• Stated exercise
Extract every line of the material that holds the string "this".

[A run of records]
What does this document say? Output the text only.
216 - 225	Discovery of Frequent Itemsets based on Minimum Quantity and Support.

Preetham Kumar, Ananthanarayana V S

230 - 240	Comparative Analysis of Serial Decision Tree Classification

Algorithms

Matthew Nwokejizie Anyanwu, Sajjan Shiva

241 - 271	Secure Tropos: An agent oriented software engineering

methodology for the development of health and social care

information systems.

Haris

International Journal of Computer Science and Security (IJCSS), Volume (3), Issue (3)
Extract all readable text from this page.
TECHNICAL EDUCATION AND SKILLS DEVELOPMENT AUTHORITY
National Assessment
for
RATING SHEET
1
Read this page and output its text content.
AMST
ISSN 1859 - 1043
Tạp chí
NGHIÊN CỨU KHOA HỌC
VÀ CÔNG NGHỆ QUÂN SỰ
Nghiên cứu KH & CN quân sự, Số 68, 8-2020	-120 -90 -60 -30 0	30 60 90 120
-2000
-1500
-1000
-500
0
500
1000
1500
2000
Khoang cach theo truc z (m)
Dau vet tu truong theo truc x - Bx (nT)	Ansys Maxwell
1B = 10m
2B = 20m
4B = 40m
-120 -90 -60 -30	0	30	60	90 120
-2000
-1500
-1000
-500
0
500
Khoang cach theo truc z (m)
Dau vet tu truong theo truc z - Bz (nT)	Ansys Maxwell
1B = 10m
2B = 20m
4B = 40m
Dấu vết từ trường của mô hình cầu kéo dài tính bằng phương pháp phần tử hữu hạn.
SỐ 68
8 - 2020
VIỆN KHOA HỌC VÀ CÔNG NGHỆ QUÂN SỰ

• Exercise answer
What does this document say? Output the text only.
Extract all readable text from this page.
Read this page and output its text content.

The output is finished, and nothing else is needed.